EXCERTO SELECIONADO:
╭──

Embora seja pacífico que a reserva prevista no artigo 55.o, n.o 1, alínea a), da CAAS faz parte do acervo de Schengen e que se tornou parte integrante do direito da União, permanece a questão de saber se o conteúdo desta disposição é compatível com o estado atual do direito da União conforme resulta, por um lado, da jurisprudência do Tribunal de Justiça e, por outro, do texto da Carta, ambos posteriores à redação da CAAS e à sua integração a título do acervo de Schengen. Com efeito, o primeiro parágrafo do preâmbulo do Protocolo de Schengen esclarecia que se tratava por este meio, «em especial, [de] possibilitar que a União Europeia se transforme mais rapidamente num espaço de liberdade, de segurança e de justiça». Por conseguinte, é evidente que, integrado neste objetivo, o acervo de Schengen não pode ser utilizado contra esse espaço. Consequentemente, é preciso verificar se, no caso ora em apreço, a reserva invocada constitui um obstáculo à construção do referido espaço e, se necessário, propor eliminá‑la ou interpretá‑la, se possível, num sentido conforme com a vontade do legislador a União.

36.

O principal fundamento histórico do princípio ne bis in idem, reconhecido há muito, é o de proteger a pessoa da arbitrariedade que consistiria em julgá‑la várias vezes pelo mesmo facto com base em qualificações diferentes.

37.

As primeiras evocações deste princípio remontam à época romana em que o édito do Pretor lhe deu a sua forma expressiva que se manteve posteriormente: «bis de eadem re ne sit actio». Não se pode contestar que o referido princípio constitui um dos direitos fundamentais do cidadão perante o poder judicial. Tornou‑se um princípio fundamental do direito penal.

╰──

INSTRUÇÕES:
**1.** Segundo o excerto sobre o princípio ne bis in idem, qual é o principal fundamento histórico desse princípio?
**2.** Cite o excerto sobre o princípio ne bis in idem desde as palavras «As primeiras evocações» até às palavras «do direito penal.», inclusive.
Os registos provêm de uma fonte distinta.

[Registos dos limites dos elementos]
╭──

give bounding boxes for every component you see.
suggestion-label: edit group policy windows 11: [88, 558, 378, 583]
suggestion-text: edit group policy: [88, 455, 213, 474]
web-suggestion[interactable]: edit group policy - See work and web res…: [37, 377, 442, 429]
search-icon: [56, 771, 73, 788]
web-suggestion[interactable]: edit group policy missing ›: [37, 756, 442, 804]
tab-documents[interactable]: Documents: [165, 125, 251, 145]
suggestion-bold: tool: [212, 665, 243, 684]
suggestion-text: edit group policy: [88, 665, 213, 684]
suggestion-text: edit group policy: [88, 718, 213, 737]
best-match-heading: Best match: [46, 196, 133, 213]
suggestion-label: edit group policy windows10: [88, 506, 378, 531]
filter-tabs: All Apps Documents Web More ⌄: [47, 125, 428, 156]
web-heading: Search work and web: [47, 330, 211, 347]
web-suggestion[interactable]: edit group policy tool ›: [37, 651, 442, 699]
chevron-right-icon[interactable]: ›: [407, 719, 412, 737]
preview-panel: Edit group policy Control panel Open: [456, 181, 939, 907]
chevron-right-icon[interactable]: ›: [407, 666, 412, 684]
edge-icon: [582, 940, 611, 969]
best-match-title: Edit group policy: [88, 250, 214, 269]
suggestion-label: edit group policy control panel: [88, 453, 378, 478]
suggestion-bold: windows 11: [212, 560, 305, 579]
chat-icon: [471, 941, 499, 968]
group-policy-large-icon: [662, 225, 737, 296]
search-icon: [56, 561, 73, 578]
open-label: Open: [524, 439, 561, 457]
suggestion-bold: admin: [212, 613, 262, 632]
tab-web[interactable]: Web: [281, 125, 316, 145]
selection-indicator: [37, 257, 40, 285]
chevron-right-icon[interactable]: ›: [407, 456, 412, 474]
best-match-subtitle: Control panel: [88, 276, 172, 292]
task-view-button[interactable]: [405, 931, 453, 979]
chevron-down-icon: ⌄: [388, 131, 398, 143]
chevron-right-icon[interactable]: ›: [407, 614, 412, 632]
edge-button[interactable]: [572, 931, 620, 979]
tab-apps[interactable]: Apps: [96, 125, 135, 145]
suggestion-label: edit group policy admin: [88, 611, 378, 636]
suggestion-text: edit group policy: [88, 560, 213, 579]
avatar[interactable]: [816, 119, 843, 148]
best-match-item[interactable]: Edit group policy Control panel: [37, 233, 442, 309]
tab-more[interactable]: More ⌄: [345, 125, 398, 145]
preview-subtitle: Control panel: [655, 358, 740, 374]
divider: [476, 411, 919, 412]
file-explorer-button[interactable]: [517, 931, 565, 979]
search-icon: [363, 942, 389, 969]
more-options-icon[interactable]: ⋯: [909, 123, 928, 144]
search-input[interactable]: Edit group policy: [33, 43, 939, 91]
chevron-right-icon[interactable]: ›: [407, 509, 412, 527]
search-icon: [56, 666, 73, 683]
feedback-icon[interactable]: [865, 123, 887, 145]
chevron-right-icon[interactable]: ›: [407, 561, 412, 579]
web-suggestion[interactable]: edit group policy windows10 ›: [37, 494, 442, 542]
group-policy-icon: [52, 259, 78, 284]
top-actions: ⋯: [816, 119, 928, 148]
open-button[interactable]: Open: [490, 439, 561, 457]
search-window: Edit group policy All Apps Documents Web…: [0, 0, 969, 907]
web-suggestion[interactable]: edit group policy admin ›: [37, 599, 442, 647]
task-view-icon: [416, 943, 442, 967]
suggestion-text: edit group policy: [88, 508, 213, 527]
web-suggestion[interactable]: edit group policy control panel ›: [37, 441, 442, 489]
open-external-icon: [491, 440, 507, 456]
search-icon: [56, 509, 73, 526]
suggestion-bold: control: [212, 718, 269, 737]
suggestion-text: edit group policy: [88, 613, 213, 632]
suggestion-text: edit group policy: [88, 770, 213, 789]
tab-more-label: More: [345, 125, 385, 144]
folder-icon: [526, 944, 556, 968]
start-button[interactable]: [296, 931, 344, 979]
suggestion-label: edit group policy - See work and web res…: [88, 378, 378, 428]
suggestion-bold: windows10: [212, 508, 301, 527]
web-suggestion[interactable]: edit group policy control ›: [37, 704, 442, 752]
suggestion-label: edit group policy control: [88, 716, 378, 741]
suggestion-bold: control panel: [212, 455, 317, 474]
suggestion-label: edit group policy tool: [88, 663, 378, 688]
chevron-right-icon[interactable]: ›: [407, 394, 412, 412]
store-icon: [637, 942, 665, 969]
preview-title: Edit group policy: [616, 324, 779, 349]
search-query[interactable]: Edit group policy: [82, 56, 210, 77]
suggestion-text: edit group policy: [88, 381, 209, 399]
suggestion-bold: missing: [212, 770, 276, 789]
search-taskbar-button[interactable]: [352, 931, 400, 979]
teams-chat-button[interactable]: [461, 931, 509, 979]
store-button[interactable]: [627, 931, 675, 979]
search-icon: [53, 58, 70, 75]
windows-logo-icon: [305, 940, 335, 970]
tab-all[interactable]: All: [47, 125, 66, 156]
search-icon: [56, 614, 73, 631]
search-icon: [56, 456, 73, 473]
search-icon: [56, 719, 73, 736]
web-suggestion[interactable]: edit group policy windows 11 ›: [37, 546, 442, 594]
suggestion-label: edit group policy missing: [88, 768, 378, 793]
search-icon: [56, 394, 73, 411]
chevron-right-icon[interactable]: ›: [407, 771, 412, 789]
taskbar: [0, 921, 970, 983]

╰──

RESPOSTAS:
**1.** Proteger a pessoa da arbitrariedade que consistiria em julgá‑la várias vezes pelo mesmo facto com base em qualificações diferentes.

**2.**
As primeiras evocações deste princípio remontam à época romana em que o édito do Pretor lhe deu a sua forma expressiva que se manteve posteriormente: «bis de eadem re ne sit actio». Não se pode contestar que o referido princípio constitui um dos direitos fundamentais do cidadão perante o poder judicial. Tornou‑se um princípio fundamental do direito penal.